- _Task requirements_
Look through the data and write out every line with the word "JONES" in it.

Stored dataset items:
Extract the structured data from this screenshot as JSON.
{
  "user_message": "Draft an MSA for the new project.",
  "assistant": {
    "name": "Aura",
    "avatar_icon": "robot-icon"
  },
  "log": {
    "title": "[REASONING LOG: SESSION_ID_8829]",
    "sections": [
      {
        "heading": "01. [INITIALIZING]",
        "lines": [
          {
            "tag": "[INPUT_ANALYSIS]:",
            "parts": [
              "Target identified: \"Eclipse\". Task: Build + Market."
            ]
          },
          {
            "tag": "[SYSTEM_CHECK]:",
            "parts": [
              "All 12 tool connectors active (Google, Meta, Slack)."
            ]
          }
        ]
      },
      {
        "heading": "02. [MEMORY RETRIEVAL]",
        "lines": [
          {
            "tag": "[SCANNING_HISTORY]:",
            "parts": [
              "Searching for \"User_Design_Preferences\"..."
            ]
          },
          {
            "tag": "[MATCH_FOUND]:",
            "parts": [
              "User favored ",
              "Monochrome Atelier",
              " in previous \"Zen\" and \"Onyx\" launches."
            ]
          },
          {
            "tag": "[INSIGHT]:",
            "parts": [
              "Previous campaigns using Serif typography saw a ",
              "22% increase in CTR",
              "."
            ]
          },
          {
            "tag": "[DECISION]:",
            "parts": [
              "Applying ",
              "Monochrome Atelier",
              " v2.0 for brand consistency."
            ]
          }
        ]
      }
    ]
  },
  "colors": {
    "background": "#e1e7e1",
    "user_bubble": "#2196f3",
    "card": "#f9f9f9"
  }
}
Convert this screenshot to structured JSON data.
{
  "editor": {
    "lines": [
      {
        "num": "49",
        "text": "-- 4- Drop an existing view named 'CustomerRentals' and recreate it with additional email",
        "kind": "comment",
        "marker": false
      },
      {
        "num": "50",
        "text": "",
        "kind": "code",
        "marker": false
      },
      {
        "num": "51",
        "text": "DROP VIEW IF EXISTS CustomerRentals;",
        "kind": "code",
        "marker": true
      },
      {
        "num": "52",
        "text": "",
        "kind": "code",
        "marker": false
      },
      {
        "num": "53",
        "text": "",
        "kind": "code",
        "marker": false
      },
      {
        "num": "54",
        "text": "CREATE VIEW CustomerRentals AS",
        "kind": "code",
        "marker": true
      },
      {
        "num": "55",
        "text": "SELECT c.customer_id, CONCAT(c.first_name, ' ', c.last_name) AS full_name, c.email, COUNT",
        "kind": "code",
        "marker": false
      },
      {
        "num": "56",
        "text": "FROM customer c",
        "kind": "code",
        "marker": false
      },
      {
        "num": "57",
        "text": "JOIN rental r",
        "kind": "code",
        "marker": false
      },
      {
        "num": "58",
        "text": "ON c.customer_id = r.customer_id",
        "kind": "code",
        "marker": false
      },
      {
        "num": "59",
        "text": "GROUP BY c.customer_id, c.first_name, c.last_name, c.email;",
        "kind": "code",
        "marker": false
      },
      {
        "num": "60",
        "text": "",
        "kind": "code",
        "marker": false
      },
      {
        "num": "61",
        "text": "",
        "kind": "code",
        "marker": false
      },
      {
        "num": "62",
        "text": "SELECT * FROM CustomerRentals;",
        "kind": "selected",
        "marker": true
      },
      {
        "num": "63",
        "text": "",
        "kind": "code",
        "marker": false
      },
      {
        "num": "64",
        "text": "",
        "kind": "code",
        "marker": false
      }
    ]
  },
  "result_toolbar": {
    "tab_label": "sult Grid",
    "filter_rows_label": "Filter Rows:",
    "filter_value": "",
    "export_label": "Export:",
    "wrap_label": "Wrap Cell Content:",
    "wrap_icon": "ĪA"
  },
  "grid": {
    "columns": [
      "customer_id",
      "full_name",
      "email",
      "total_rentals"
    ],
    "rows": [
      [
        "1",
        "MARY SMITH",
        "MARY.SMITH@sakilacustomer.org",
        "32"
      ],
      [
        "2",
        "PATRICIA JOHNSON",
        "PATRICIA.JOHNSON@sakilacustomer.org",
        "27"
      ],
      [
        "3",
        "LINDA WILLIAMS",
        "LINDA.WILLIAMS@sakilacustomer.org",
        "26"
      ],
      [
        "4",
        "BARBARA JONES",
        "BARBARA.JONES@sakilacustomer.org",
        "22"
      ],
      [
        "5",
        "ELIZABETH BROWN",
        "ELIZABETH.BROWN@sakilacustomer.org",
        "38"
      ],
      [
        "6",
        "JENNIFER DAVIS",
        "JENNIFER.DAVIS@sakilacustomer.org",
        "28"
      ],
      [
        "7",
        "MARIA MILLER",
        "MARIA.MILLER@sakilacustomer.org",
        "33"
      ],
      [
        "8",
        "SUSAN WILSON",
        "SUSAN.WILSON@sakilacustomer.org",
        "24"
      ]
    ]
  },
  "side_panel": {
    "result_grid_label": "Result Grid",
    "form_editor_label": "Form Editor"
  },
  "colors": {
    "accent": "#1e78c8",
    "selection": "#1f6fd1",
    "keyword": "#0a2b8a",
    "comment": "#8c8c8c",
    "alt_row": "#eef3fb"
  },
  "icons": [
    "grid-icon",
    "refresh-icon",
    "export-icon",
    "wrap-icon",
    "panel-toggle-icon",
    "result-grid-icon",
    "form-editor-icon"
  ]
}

- _Answer to this task_
        "BARBARA JONES",
        "BARBARA.JONES@sakilacustomer.org",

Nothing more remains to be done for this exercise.